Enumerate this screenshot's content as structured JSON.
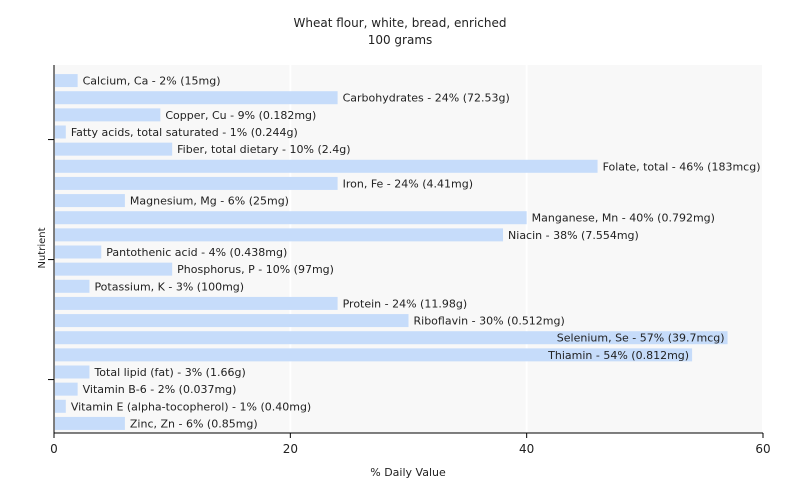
{
  "chart_data": {
    "type": "bar",
    "orientation": "horizontal",
    "title": "Wheat flour, white, bread, enriched",
    "subtitle": "100 grams",
    "xlabel": "% Daily Value",
    "ylabel": "Nutrient",
    "xlim": [
      0,
      60
    ],
    "xticks": [
      0,
      20,
      40,
      60
    ],
    "grid": true,
    "bar_color": "#c6dcfa",
    "categories": [
      "Calcium, Ca",
      "Carbohydrates",
      "Copper, Cu",
      "Fatty acids, total saturated",
      "Fiber, total dietary",
      "Folate, total",
      "Iron, Fe",
      "Magnesium, Mg",
      "Manganese, Mn",
      "Niacin",
      "Pantothenic acid",
      "Phosphorus, P",
      "Potassium, K",
      "Protein",
      "Riboflavin",
      "Selenium, Se",
      "Thiamin",
      "Total lipid (fat)",
      "Vitamin B-6",
      "Vitamin E (alpha-tocopherol)",
      "Zinc, Zn"
    ],
    "values": [
      2,
      24,
      9,
      1,
      10,
      46,
      24,
      6,
      40,
      38,
      4,
      10,
      3,
      24,
      30,
      57,
      54,
      3,
      2,
      1,
      6
    ],
    "labels": [
      "Calcium, Ca - 2% (15mg)",
      "Carbohydrates - 24% (72.53g)",
      "Copper, Cu - 9% (0.182mg)",
      "Fatty acids, total saturated - 1% (0.244g)",
      "Fiber, total dietary - 10% (2.4g)",
      "Folate, total - 46% (183mcg)",
      "Iron, Fe - 24% (4.41mg)",
      "Magnesium, Mg - 6% (25mg)",
      "Manganese, Mn - 40% (0.792mg)",
      "Niacin - 38% (7.554mg)",
      "Pantothenic acid - 4% (0.438mg)",
      "Phosphorus, P - 10% (97mg)",
      "Potassium, K - 3% (100mg)",
      "Protein - 24% (11.98g)",
      "Riboflavin - 30% (0.512mg)",
      "Selenium, Se - 57% (39.7mcg)",
      "Thiamin - 54% (0.812mg)",
      "Total lipid (fat) - 3% (1.66g)",
      "Vitamin B-6 - 2% (0.037mg)",
      "Vitamin E (alpha-tocopherol) - 1% (0.40mg)",
      "Zinc, Zn - 6% (0.85mg)"
    ]
  }
}
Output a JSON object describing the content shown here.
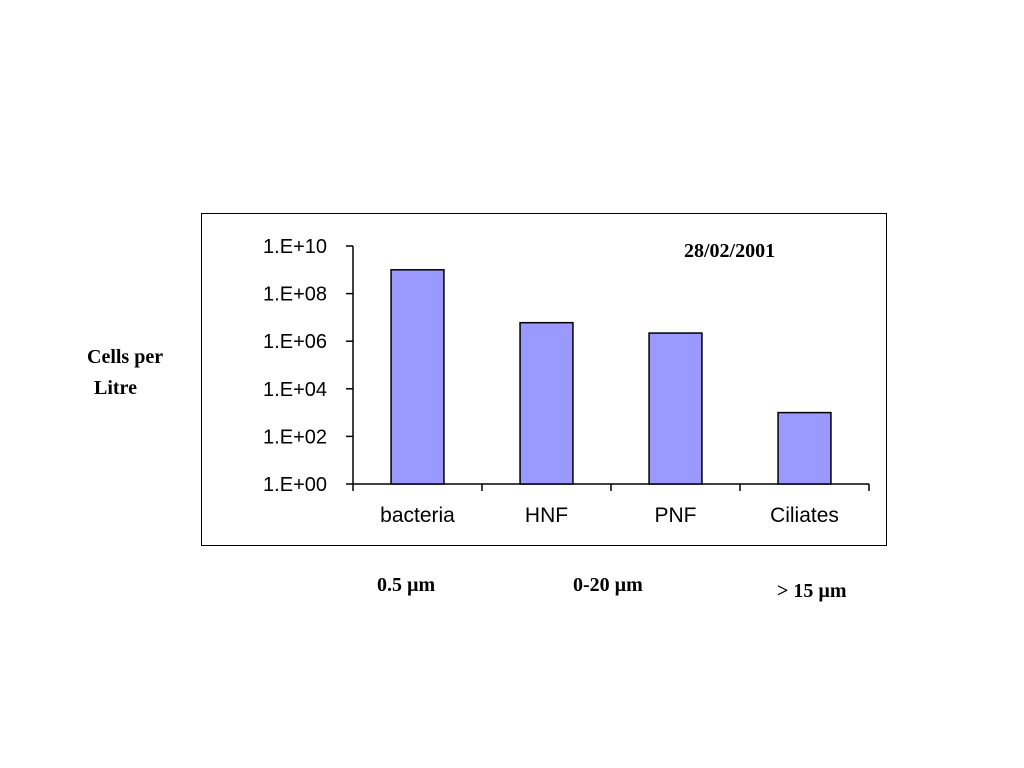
{
  "chart_data": {
    "type": "bar",
    "date": "28/02/2001",
    "categories": [
      "bacteria",
      "HNF",
      "PNF",
      "Ciliates"
    ],
    "values": [
      1000000000,
      6000000,
      2200000,
      1000
    ],
    "ylabel_line1": "Cells per",
    "ylabel_line2": "Litre",
    "yscale": "log",
    "ylim": [
      1,
      10000000000
    ],
    "yticks": [
      {
        "value": 1,
        "label": "1.E+00"
      },
      {
        "value": 100,
        "label": "1.E+02"
      },
      {
        "value": 10000,
        "label": "1.E+04"
      },
      {
        "value": 1000000,
        "label": "1.E+06"
      },
      {
        "value": 100000000,
        "label": "1.E+08"
      },
      {
        "value": 10000000000,
        "label": "1.E+10"
      }
    ],
    "size_classes": [
      "0.5 µm",
      "0-20 µm",
      "> 15 µm"
    ],
    "bar_color": "#9999ff",
    "bar_outline": "#000000",
    "grid": false,
    "legend": "none"
  }
}
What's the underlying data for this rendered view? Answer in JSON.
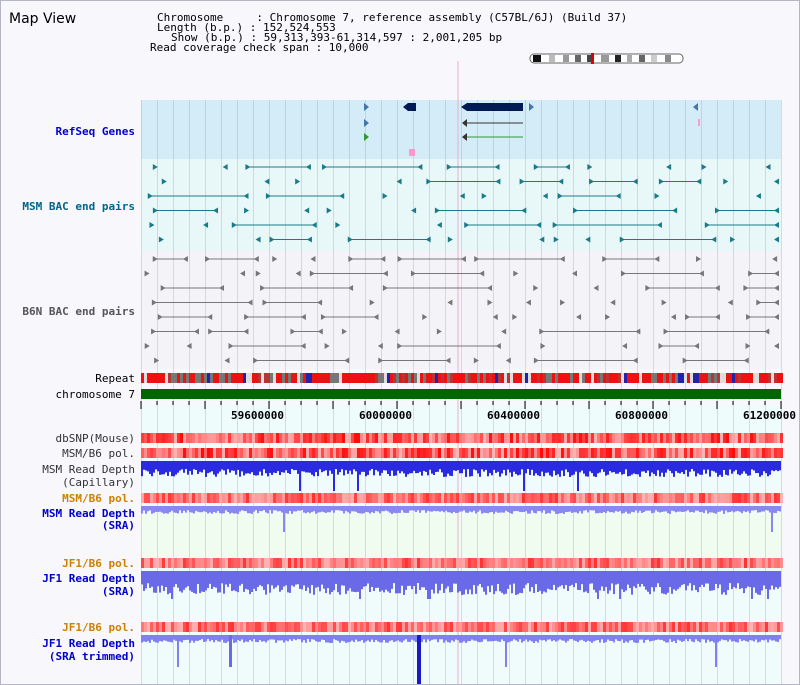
{
  "panel": {
    "title": "Map View"
  },
  "info": {
    "chromosome": "Chromosome     : Chromosome 7, reference assembly (C57BL/6J) (Build 37)",
    "length": "Length (b.p.) : 152,524,553",
    "show": "Show (b.p.) : 59,313,393-61,314,597 : 2,001,205 bp",
    "coverage": "Read coverage check span : 10,000"
  },
  "tracks": {
    "refseq": "RefSeq Genes",
    "msm_bac": "MSM BAC end pairs",
    "b6n_bac": "B6N BAC end pairs",
    "repeat": "Repeat",
    "chromosome": "chromosome 7",
    "dbsnp": "dbSNP(Mouse)",
    "msm_b6_pol_1": "MSM/B6 pol.",
    "msm_depth_cap_1": "MSM Read Depth",
    "msm_depth_cap_2": "(Capillary)",
    "msm_b6_pol_2": "MSM/B6 pol.",
    "msm_depth_sra_1": "MSM Read Depth",
    "msm_depth_sra_2": "(SRA)",
    "jf1_b6_pol_1": "JF1/B6 pol.",
    "jf1_depth_sra_1": "JF1 Read Depth",
    "jf1_depth_sra_2": "(SRA)",
    "jf1_b6_pol_2": "JF1/B6 pol.",
    "jf1_depth_trim_1": "JF1 Read Depth",
    "jf1_depth_trim_2": "(SRA trimmed)"
  },
  "axis": {
    "ticks": [
      "59600000",
      "60000000",
      "60400000",
      "60800000",
      "61200000"
    ]
  },
  "colors": {
    "refseq_label": "#0000cc",
    "msm_bac_label": "#006688",
    "b6n_bac_label": "#555555",
    "pol_orange": "#d08000",
    "depth_blue": "#0000cc",
    "chrom_green": "#006600"
  }
}
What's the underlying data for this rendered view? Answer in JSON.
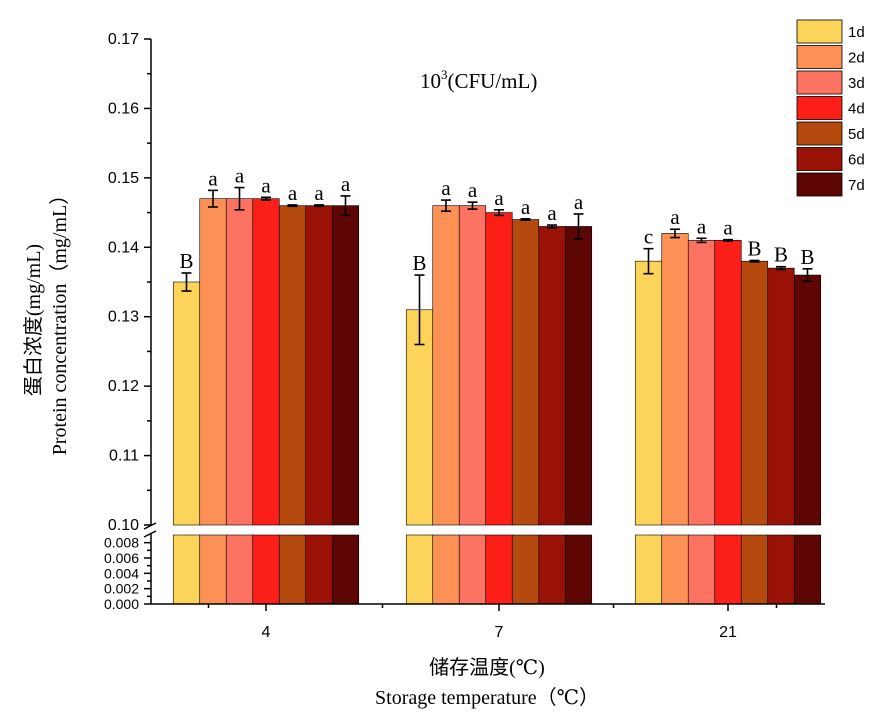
{
  "chart_data": {
    "type": "bar",
    "annotation": "10³(CFU/mL)",
    "annotation_base": "10",
    "annotation_exp": "3",
    "annotation_rest": "(CFU/mL)",
    "xlabel_cn": "储存温度(℃)",
    "xlabel_en": "Storage temperature（℃）",
    "ylabel_cn": "蛋白浓度(mg/mL)",
    "ylabel_en": "Protein concentration（mg/mL）",
    "categories": [
      "4",
      "7",
      "21"
    ],
    "y_axis_break": true,
    "ylim_lower": [
      0,
      0.009
    ],
    "ylim_upper": [
      0.1,
      0.17
    ],
    "yticks_lower": [
      "0.000",
      "0.002",
      "0.004",
      "0.006",
      "0.008"
    ],
    "yticks_upper": [
      "0.10",
      "0.11",
      "0.12",
      "0.13",
      "0.14",
      "0.15",
      "0.16",
      "0.17"
    ],
    "legend_position": "top-right",
    "series": [
      {
        "name": "1d",
        "color": "#FDD45A",
        "values": [
          0.135,
          0.131,
          0.138
        ],
        "errors": [
          0.0013,
          0.005,
          0.0018
        ],
        "letters": [
          "B",
          "B",
          "c"
        ]
      },
      {
        "name": "2d",
        "color": "#FC9155",
        "values": [
          0.147,
          0.146,
          0.142
        ],
        "errors": [
          0.0012,
          0.0008,
          0.0006
        ],
        "letters": [
          "a",
          "a",
          "a"
        ]
      },
      {
        "name": "3d",
        "color": "#FC7461",
        "values": [
          0.147,
          0.146,
          0.141
        ],
        "errors": [
          0.0016,
          0.0005,
          0.0003
        ],
        "letters": [
          "a",
          "a",
          "a"
        ]
      },
      {
        "name": "4d",
        "color": "#FC1F18",
        "values": [
          0.147,
          0.145,
          0.141
        ],
        "errors": [
          0.0002,
          0.0004,
          0.0001
        ],
        "letters": [
          "a",
          "a",
          "a"
        ]
      },
      {
        "name": "5d",
        "color": "#B44A0E",
        "values": [
          0.146,
          0.144,
          0.138
        ],
        "errors": [
          0.0001,
          0.0001,
          0.0001
        ],
        "letters": [
          "a",
          "a",
          "B"
        ]
      },
      {
        "name": "6d",
        "color": "#9A1205",
        "values": [
          0.146,
          0.143,
          0.137
        ],
        "errors": [
          0.0001,
          0.0002,
          0.0002
        ],
        "letters": [
          "a",
          "a",
          "B"
        ]
      },
      {
        "name": "7d",
        "color": "#5E0604",
        "values": [
          0.146,
          0.143,
          0.136
        ],
        "errors": [
          0.0014,
          0.0018,
          0.0009
        ],
        "letters": [
          "a",
          "a",
          "B"
        ]
      }
    ]
  }
}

__What is required__:
Determine how many lines in the records above have the string "tocopherol". Only the number should be returned.

__Exercise output__:
2